To be done
All lines in the data bearing the string "icon" should be identified and copied.

Exercise input
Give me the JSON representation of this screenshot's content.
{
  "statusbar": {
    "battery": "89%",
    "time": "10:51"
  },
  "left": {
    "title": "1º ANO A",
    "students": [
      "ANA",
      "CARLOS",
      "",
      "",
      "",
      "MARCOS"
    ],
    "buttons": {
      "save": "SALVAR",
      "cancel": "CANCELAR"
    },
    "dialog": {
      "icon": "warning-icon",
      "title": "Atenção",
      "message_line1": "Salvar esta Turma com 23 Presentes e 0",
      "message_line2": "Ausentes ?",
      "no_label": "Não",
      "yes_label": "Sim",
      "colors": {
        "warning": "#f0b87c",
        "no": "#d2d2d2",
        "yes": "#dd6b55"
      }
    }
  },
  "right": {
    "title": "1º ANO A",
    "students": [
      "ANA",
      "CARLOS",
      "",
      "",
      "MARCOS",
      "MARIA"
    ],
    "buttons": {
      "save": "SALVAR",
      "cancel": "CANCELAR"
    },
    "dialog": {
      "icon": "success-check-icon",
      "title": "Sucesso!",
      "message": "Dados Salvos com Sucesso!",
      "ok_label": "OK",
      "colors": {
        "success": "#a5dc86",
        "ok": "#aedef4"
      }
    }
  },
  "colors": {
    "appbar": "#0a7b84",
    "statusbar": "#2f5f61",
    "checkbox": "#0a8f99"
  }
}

Written solution
      "icon": "warning-icon",
      "icon": "success-check-icon",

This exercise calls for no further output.